| Stored records |
-- begin --
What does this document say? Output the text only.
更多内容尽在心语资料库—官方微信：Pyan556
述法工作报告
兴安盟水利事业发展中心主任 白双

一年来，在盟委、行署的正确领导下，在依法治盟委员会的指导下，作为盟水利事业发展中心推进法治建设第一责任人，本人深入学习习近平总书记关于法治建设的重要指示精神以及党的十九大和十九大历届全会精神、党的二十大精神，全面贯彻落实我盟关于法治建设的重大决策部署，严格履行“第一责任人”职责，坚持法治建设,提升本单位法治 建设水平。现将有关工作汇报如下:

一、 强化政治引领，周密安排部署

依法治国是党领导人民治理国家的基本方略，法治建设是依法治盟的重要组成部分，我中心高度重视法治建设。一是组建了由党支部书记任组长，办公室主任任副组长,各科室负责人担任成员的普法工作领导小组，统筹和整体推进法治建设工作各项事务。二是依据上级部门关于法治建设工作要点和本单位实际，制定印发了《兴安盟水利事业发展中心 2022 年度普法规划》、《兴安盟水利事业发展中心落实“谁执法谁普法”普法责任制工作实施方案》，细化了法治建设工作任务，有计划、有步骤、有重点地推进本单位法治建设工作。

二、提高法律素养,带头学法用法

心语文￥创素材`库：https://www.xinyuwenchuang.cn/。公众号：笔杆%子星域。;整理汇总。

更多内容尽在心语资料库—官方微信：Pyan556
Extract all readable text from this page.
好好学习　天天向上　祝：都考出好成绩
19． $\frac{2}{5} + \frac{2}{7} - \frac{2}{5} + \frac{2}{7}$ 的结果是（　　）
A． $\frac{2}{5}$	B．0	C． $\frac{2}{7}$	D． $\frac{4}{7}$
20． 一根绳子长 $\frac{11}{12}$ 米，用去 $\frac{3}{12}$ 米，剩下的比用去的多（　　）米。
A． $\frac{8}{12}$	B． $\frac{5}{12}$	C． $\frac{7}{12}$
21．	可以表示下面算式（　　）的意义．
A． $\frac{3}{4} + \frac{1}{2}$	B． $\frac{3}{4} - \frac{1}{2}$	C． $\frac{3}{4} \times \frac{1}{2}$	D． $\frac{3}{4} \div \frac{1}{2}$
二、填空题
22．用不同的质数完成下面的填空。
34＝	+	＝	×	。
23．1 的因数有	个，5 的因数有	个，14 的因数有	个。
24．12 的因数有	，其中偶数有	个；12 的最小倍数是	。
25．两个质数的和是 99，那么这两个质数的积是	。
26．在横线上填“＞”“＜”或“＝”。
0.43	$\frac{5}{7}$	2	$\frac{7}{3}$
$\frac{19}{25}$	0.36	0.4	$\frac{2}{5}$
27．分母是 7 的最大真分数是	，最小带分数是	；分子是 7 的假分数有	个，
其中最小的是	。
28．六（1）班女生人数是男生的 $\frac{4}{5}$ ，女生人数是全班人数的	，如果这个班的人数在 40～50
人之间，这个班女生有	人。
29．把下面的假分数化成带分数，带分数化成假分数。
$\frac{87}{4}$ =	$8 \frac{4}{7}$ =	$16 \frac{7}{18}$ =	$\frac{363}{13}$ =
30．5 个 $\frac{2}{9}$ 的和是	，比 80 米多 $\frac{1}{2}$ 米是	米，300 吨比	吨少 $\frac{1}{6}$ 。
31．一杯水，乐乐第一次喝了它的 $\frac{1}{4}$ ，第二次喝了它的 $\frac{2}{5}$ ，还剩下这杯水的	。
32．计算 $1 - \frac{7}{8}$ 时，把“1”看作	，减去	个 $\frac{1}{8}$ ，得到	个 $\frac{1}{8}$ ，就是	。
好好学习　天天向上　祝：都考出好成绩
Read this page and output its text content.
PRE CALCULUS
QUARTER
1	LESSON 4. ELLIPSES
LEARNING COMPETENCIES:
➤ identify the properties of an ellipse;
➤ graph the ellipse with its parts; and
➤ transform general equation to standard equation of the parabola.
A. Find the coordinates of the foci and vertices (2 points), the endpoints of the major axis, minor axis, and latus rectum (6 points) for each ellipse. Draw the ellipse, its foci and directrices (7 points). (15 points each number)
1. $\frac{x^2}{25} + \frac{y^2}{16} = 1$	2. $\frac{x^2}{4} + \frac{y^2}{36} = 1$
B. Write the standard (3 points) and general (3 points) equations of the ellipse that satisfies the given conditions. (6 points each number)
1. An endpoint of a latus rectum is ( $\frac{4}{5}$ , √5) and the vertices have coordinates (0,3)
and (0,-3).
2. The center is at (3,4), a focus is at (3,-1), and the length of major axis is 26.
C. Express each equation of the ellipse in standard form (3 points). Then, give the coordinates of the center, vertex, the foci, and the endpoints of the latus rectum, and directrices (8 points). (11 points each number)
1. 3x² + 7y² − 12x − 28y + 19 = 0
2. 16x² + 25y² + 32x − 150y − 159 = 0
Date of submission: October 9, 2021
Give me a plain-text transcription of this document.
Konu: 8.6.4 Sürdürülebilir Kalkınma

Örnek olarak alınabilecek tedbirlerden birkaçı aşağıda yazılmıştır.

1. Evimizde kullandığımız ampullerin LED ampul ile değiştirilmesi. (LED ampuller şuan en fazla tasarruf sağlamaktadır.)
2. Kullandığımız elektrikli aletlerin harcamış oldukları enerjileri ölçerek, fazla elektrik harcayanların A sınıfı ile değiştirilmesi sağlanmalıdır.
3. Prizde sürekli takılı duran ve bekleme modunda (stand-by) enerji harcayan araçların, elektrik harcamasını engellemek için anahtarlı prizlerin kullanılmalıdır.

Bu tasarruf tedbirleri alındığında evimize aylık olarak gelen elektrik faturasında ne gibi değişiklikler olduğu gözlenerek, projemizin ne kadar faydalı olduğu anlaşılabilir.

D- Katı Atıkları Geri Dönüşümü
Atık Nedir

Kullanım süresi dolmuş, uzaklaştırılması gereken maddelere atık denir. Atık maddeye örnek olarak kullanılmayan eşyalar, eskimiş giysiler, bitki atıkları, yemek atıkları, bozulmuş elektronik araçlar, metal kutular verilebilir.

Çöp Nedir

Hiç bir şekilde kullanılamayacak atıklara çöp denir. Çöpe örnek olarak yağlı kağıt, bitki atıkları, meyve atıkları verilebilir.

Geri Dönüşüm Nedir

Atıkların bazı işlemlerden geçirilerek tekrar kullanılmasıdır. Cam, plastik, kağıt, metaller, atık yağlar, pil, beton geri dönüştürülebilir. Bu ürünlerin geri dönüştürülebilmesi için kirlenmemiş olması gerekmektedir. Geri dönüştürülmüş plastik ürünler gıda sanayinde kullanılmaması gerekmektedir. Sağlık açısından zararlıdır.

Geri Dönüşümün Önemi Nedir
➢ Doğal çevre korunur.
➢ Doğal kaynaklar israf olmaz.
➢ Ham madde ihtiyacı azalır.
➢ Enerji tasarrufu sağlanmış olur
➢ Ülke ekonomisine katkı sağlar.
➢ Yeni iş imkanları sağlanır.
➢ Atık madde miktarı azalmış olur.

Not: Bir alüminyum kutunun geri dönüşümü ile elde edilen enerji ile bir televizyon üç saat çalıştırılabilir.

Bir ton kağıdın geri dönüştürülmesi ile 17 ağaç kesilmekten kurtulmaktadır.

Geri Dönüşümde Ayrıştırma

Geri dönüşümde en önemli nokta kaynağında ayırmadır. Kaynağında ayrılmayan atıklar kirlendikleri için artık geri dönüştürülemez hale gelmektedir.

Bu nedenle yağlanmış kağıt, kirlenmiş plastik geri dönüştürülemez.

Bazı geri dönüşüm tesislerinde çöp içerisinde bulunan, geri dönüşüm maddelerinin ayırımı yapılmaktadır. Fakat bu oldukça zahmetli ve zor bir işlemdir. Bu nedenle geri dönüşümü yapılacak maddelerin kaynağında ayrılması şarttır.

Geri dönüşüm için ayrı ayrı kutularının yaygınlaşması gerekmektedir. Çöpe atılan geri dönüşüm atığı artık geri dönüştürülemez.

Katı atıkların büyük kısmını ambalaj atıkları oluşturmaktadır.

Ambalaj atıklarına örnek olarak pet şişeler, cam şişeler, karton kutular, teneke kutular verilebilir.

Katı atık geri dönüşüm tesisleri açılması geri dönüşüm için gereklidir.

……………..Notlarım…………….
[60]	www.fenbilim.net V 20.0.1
-- end --
| Written exercise |
Copy every line above that includes the string "text".

| The output |
What does this document say? Output the text only.
Extract all readable text from this page.
Read this page and output its text content.
Give me a plain-text transcription of this document.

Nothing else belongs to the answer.